Go through the records below line by line, counting those that contain the word "JSON"; answer with the count only.

— START OF Records —

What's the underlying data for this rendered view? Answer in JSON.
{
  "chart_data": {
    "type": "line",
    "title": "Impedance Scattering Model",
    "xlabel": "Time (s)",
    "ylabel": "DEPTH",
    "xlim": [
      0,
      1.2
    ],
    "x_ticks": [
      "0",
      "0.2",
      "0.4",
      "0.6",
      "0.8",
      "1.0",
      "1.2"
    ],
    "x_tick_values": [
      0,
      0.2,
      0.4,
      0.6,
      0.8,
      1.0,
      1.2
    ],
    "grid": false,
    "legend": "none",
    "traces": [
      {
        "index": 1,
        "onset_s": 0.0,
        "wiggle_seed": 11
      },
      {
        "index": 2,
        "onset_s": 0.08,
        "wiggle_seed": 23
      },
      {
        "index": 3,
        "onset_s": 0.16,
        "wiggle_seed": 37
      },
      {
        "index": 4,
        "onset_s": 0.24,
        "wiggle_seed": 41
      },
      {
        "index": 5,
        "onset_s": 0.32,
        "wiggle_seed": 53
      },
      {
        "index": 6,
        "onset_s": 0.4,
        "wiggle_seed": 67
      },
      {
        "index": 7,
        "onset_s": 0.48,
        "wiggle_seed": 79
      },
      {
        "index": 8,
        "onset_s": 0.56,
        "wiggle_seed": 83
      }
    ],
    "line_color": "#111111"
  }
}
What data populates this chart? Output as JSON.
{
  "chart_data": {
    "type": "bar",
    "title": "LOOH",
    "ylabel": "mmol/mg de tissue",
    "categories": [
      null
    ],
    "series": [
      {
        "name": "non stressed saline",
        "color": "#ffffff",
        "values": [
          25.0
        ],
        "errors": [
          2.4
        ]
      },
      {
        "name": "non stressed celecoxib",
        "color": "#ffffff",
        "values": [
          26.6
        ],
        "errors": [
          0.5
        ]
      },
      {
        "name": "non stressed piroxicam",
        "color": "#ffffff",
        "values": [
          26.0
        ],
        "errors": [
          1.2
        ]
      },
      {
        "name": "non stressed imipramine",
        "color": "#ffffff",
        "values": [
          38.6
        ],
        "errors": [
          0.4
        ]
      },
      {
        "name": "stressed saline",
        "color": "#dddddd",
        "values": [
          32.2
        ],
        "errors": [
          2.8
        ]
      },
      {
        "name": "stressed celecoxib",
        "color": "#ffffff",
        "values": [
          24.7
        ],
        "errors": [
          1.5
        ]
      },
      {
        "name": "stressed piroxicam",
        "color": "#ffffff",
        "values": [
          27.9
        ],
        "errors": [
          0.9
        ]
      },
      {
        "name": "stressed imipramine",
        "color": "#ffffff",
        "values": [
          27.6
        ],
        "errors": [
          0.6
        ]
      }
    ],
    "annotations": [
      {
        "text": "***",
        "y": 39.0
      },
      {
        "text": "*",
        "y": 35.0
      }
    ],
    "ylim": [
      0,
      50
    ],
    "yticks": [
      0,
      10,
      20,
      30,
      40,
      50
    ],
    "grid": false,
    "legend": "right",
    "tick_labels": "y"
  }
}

— END OF Records —

■ Output for this exercise ■
2